_Stored dataset items_
#####

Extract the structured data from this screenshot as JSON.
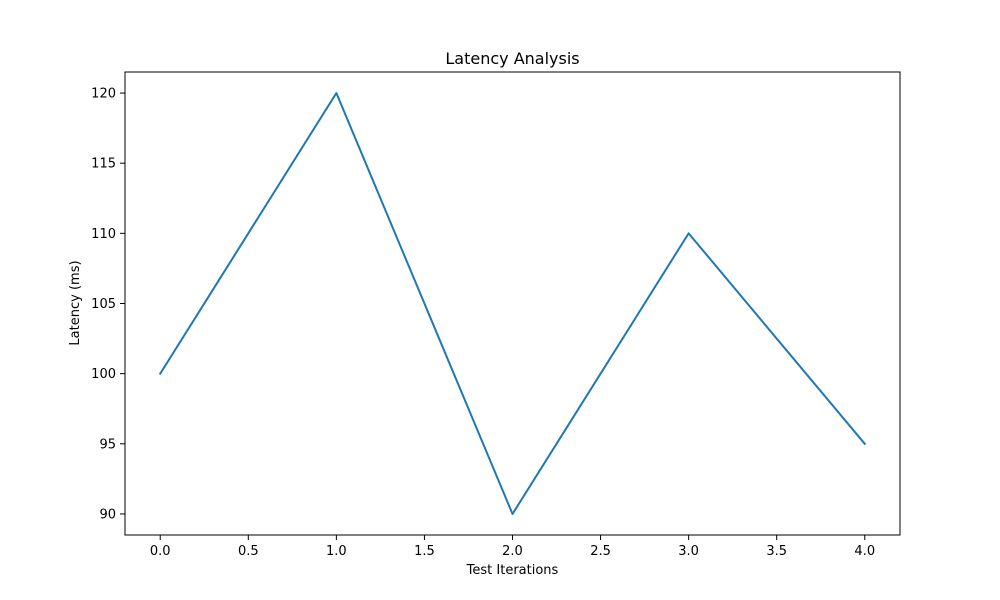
{
  "chart_data": {
    "type": "line",
    "title": "Latency Analysis",
    "xlabel": "Test Iterations",
    "ylabel": "Latency (ms)",
    "x": [
      0,
      1,
      2,
      3,
      4
    ],
    "series": [
      {
        "values": [
          100,
          120,
          90,
          110,
          95
        ],
        "color": "#1f77b4"
      }
    ],
    "xlim": [
      -0.2,
      4.2
    ],
    "ylim": [
      88.5,
      121.5
    ],
    "x_ticks": [
      0.0,
      0.5,
      1.0,
      1.5,
      2.0,
      2.5,
      3.0,
      3.5,
      4.0
    ],
    "x_tick_labels": [
      "0.0",
      "0.5",
      "1.0",
      "1.5",
      "2.0",
      "2.5",
      "3.0",
      "3.5",
      "4.0"
    ],
    "y_ticks": [
      90,
      95,
      100,
      105,
      110,
      115,
      120
    ],
    "y_tick_labels": [
      "90",
      "95",
      "100",
      "105",
      "110",
      "115",
      "120"
    ],
    "grid": false,
    "legend": "none"
  }
}
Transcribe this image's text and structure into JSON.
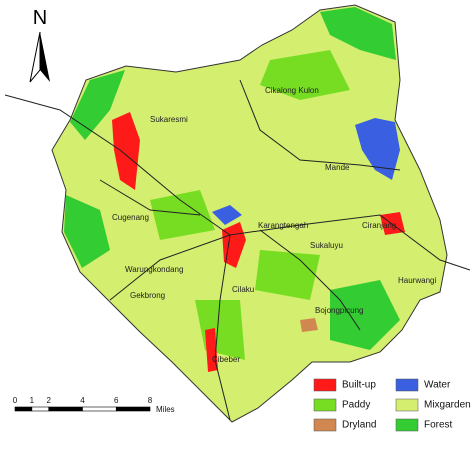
{
  "north_label": "N",
  "places": [
    "Cikalong Kulon",
    "Sukaresmi",
    "Mande",
    "Cugenang",
    "Karangtengah",
    "Sukaluyu",
    "Ciranjang",
    "Warungkondang",
    "Gekbrong",
    "Cilaku",
    "Haurwangi",
    "Bojongpicung",
    "Cibeber"
  ],
  "legend": [
    {
      "name": "Built-up",
      "color": "#ff1a1a"
    },
    {
      "name": "Paddy",
      "color": "#77dd22"
    },
    {
      "name": "Dryland",
      "color": "#d08850"
    },
    {
      "name": "Water",
      "color": "#3a5fe0"
    },
    {
      "name": "Mixgarden",
      "color": "#d4ee70"
    },
    {
      "name": "Forest",
      "color": "#33cc33"
    }
  ],
  "scale_bar": {
    "ticks": [
      0,
      1,
      2,
      4,
      6,
      8
    ],
    "unit": "Miles"
  }
}
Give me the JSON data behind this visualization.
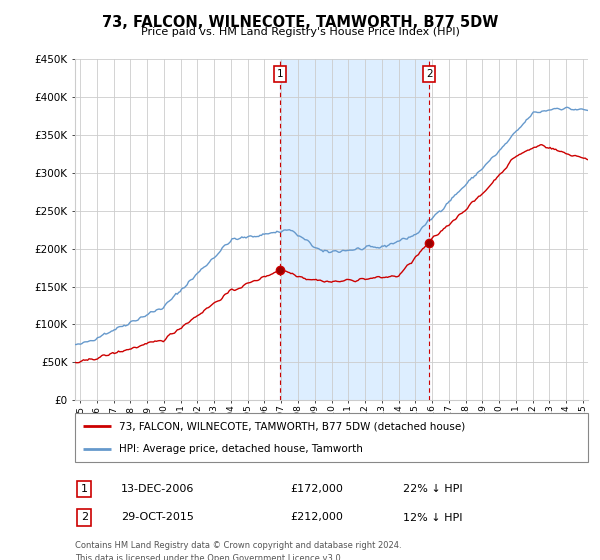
{
  "title": "73, FALCON, WILNECOTE, TAMWORTH, B77 5DW",
  "subtitle": "Price paid vs. HM Land Registry's House Price Index (HPI)",
  "ylim": [
    0,
    450000
  ],
  "yticks": [
    0,
    50000,
    100000,
    150000,
    200000,
    250000,
    300000,
    350000,
    400000,
    450000
  ],
  "sale1": {
    "date": "13-DEC-2006",
    "price": 172000,
    "pct": "22% ↓ HPI",
    "label": "1",
    "year": 2006.95
  },
  "sale2": {
    "date": "29-OCT-2015",
    "price": 212000,
    "pct": "12% ↓ HPI",
    "label": "2",
    "year": 2015.83
  },
  "legend_property": "73, FALCON, WILNECOTE, TAMWORTH, B77 5DW (detached house)",
  "legend_hpi": "HPI: Average price, detached house, Tamworth",
  "footer": "Contains HM Land Registry data © Crown copyright and database right 2024.\nThis data is licensed under the Open Government Licence v3.0.",
  "property_color": "#cc0000",
  "hpi_color": "#6699cc",
  "shading_color": "#ddeeff",
  "dashed_line_color": "#cc0000",
  "grid_color": "#cccccc",
  "xlim_start": 1994.7,
  "xlim_end": 2025.3,
  "xtick_start": 1995,
  "xtick_end": 2025
}
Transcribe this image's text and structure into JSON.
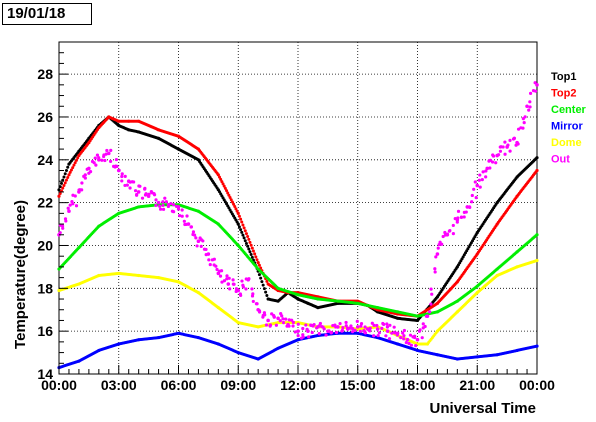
{
  "chart_data": {
    "type": "scatter",
    "title": "19/01/18",
    "xlabel": "Universal Time",
    "ylabel": "Temperature(degree)",
    "xlim": [
      0,
      24
    ],
    "ylim": [
      14,
      29.5
    ],
    "grid": true,
    "legend_position": "top-right",
    "x_ticks": [
      {
        "value": 0,
        "label": "00:00"
      },
      {
        "value": 3,
        "label": "03:00"
      },
      {
        "value": 6,
        "label": "06:00"
      },
      {
        "value": 9,
        "label": "09:00"
      },
      {
        "value": 12,
        "label": "12:00"
      },
      {
        "value": 15,
        "label": "15:00"
      },
      {
        "value": 18,
        "label": "18:00"
      },
      {
        "value": 21,
        "label": "21:00"
      },
      {
        "value": 24,
        "label": "00:00"
      }
    ],
    "y_ticks": [
      {
        "value": 14,
        "label": "14"
      },
      {
        "value": 16,
        "label": "16"
      },
      {
        "value": 18,
        "label": "18"
      },
      {
        "value": 20,
        "label": "20"
      },
      {
        "value": 22,
        "label": "22"
      },
      {
        "value": 24,
        "label": "24"
      },
      {
        "value": 26,
        "label": "26"
      },
      {
        "value": 28,
        "label": "28"
      }
    ],
    "series": [
      {
        "name": "Top1",
        "color": "#000000",
        "x": [
          0,
          0.5,
          1,
          1.5,
          2,
          2.5,
          3,
          3.5,
          4,
          5,
          6,
          7,
          8,
          9,
          10,
          10.5,
          11,
          11.5,
          12,
          12.5,
          13,
          14,
          15,
          15.5,
          16,
          17,
          18,
          19,
          20,
          21,
          22,
          23,
          24
        ],
        "y": [
          22.6,
          23.8,
          24.4,
          25.0,
          25.6,
          26.0,
          25.6,
          25.4,
          25.3,
          25.0,
          24.5,
          24.0,
          22.6,
          21.0,
          18.8,
          17.5,
          17.4,
          17.8,
          17.5,
          17.3,
          17.1,
          17.3,
          17.3,
          17.2,
          16.9,
          16.6,
          16.5,
          17.6,
          19.0,
          20.6,
          22.0,
          23.2,
          24.1
        ]
      },
      {
        "name": "Top2",
        "color": "#ff0000",
        "x": [
          0,
          0.5,
          1,
          1.5,
          2,
          2.5,
          3,
          3.5,
          4,
          5,
          6,
          7,
          8,
          9,
          10,
          10.5,
          11,
          11.5,
          12,
          13,
          14,
          15,
          16,
          17,
          18,
          19,
          20,
          21,
          22,
          23,
          24
        ],
        "y": [
          22.3,
          23.3,
          24.2,
          24.8,
          25.5,
          26.0,
          25.8,
          25.8,
          25.8,
          25.4,
          25.1,
          24.5,
          23.3,
          21.5,
          19.2,
          18.2,
          17.9,
          17.8,
          17.8,
          17.6,
          17.4,
          17.4,
          17.0,
          16.8,
          16.7,
          17.3,
          18.3,
          19.6,
          21.0,
          22.3,
          23.5
        ]
      },
      {
        "name": "Center",
        "color": "#00ee00",
        "x": [
          0,
          1,
          2,
          3,
          4,
          5,
          6,
          7,
          8,
          9,
          10,
          11,
          12,
          13,
          14,
          15,
          16,
          17,
          18,
          19,
          20,
          21,
          22,
          23,
          24
        ],
        "y": [
          18.9,
          19.9,
          20.9,
          21.5,
          21.8,
          21.9,
          21.9,
          21.6,
          21.0,
          20.0,
          18.9,
          18.0,
          17.7,
          17.5,
          17.4,
          17.3,
          17.1,
          16.9,
          16.7,
          16.9,
          17.4,
          18.1,
          18.9,
          19.7,
          20.5
        ]
      },
      {
        "name": "Mirror",
        "color": "#0000ff",
        "x": [
          0,
          1,
          2,
          3,
          4,
          5,
          6,
          7,
          8,
          9,
          10,
          11,
          12,
          13,
          14,
          15,
          16,
          17,
          18,
          19,
          20,
          21,
          22,
          23,
          24
        ],
        "y": [
          14.3,
          14.6,
          15.1,
          15.4,
          15.6,
          15.7,
          15.9,
          15.7,
          15.4,
          15.0,
          14.7,
          15.2,
          15.6,
          15.8,
          15.9,
          15.9,
          15.7,
          15.4,
          15.1,
          14.9,
          14.7,
          14.8,
          14.9,
          15.1,
          15.3
        ]
      },
      {
        "name": "Dome",
        "color": "#ffff00",
        "x": [
          0,
          1,
          2,
          3,
          4,
          5,
          6,
          7,
          8,
          9,
          10,
          11,
          12,
          13,
          14,
          15,
          16,
          17,
          18,
          18.5,
          19,
          20,
          21,
          22,
          23,
          24
        ],
        "y": [
          17.9,
          18.2,
          18.6,
          18.7,
          18.6,
          18.5,
          18.3,
          17.8,
          17.1,
          16.4,
          16.2,
          16.4,
          16.4,
          16.2,
          16.2,
          16.1,
          16.2,
          15.8,
          15.4,
          15.4,
          16.0,
          16.9,
          17.8,
          18.6,
          19.0,
          19.3
        ]
      },
      {
        "name": "Out",
        "color": "#ff00ff",
        "x": [
          0,
          0.5,
          1,
          1.5,
          2,
          2.5,
          3,
          3.5,
          4,
          4.5,
          5,
          5.5,
          6,
          6.5,
          7,
          7.5,
          8,
          8.5,
          9,
          9.5,
          10,
          10.5,
          11,
          11.5,
          12,
          12.5,
          13,
          13.5,
          14,
          14.5,
          15,
          15.5,
          16,
          16.5,
          17,
          17.5,
          18,
          18.5,
          19,
          19.5,
          20,
          20.5,
          21,
          21.5,
          22,
          22.5,
          23,
          23.5,
          24
        ],
        "y": [
          20.5,
          21.6,
          22.5,
          23.6,
          24.0,
          24.3,
          23.5,
          23.0,
          22.5,
          22.3,
          22.0,
          21.9,
          21.8,
          21.0,
          20.2,
          19.6,
          18.7,
          18.2,
          17.9,
          18.4,
          17.0,
          16.5,
          16.6,
          16.3,
          16.0,
          16.0,
          16.2,
          16.0,
          16.2,
          16.1,
          16.2,
          16.1,
          16.1,
          16.0,
          15.9,
          15.6,
          15.6,
          16.7,
          19.6,
          20.5,
          21.2,
          21.8,
          22.8,
          23.6,
          24.2,
          24.6,
          24.8,
          26.5,
          27.5
        ]
      }
    ]
  }
}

#####

_WHAT YOU SHOULD DO_
In the entries above, count each line that holds "xlabel". Give the total and nothing else.

_CORRECT RESPONSE_
2